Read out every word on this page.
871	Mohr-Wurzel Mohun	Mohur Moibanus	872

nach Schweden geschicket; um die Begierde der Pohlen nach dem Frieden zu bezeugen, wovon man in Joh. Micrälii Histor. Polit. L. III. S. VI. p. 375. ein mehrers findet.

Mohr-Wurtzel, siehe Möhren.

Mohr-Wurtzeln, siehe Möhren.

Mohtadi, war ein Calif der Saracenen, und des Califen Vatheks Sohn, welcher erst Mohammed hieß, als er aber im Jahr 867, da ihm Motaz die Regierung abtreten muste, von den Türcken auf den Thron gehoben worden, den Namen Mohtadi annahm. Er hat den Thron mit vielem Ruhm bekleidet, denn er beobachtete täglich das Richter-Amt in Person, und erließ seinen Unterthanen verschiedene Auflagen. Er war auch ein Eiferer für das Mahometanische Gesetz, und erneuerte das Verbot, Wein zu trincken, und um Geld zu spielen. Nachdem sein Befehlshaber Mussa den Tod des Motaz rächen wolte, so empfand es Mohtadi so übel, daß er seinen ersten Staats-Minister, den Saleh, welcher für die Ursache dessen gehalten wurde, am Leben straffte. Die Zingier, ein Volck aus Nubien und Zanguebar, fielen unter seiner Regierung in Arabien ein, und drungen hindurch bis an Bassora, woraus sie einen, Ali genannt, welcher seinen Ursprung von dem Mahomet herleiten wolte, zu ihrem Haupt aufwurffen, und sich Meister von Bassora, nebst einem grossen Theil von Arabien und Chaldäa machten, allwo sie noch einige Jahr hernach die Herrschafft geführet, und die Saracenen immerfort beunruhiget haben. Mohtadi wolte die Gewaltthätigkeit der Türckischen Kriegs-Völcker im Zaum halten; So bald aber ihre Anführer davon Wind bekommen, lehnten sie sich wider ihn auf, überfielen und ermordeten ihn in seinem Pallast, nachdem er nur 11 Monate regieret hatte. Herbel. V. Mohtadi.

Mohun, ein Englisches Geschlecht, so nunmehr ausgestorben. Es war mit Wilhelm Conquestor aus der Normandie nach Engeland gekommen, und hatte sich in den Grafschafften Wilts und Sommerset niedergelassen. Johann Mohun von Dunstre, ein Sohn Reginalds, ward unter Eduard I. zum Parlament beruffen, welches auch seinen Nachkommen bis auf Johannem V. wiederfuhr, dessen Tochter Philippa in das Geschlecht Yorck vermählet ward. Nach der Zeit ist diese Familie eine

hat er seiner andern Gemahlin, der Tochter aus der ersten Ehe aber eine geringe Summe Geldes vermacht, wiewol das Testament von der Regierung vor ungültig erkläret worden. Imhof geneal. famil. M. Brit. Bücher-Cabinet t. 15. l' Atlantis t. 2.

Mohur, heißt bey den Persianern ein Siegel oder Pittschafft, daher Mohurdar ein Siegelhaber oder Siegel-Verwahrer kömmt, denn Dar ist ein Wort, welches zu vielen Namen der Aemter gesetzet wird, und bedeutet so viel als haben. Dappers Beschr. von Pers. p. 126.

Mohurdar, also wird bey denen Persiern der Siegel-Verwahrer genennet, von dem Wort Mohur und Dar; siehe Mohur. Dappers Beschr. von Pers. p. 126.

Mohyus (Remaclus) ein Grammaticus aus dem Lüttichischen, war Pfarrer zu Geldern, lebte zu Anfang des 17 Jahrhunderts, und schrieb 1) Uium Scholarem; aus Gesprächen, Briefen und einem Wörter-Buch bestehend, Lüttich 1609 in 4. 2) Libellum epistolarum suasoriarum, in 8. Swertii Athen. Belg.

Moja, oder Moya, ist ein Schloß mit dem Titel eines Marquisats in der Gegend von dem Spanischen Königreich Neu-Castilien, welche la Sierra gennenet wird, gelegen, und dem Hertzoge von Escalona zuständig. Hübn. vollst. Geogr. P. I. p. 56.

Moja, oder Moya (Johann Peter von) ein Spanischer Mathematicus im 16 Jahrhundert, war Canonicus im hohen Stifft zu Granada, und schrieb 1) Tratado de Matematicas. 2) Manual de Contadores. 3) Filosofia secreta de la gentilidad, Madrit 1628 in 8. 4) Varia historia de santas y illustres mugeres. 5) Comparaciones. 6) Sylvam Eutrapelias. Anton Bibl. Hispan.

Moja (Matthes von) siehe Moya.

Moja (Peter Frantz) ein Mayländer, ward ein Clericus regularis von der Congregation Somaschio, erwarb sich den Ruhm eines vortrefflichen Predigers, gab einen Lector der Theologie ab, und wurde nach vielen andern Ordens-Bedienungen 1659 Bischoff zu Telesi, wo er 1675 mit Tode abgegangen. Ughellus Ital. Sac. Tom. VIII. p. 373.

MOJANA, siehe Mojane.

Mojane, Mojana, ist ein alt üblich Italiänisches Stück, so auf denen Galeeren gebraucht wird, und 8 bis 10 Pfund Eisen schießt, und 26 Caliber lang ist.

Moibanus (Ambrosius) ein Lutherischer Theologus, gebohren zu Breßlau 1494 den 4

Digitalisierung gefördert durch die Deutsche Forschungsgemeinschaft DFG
* * *
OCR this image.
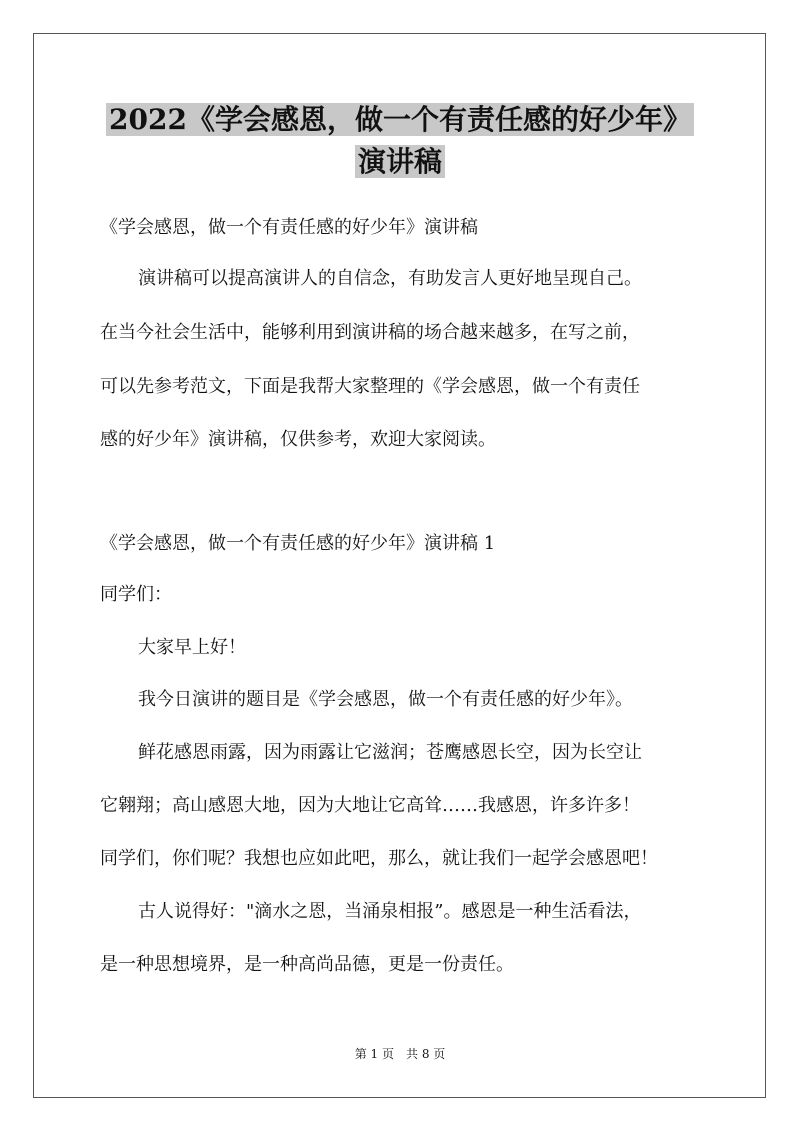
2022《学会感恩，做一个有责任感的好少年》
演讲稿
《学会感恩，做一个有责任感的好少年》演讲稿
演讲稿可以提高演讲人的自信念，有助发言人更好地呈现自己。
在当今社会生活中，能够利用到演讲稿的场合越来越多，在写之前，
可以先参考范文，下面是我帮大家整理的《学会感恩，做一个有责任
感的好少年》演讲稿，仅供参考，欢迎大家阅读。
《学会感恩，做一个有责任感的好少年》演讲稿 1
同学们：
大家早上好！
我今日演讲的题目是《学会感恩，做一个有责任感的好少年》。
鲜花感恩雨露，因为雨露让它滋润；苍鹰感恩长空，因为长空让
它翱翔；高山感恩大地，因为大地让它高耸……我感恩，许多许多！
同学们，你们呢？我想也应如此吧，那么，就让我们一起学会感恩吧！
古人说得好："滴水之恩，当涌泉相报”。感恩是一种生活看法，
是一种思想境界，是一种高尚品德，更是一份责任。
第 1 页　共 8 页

> _EXERCISE DETAILS_:
Copy each line of the listing that holds the word "Mohurdar".

> _EXERCISE RESULT_:
Mohur, heißt bey den Persianern ein Siegel oder Pittschafft, daher Mohurdar ein Siegelhaber oder Siegel-Verwahrer kömmt, denn Dar ist ein Wort, welches zu vielen Namen der Aemter gesetzet wird, und bedeutet so viel als haben. Dappers Beschr. von Pers. p. 126.
Mohurdar, also wird bey denen Persiern der Siegel-Verwahrer genennet, von dem Wort Mohur und Dar; siehe Mohur. Dappers Beschr. von Pers. p. 126.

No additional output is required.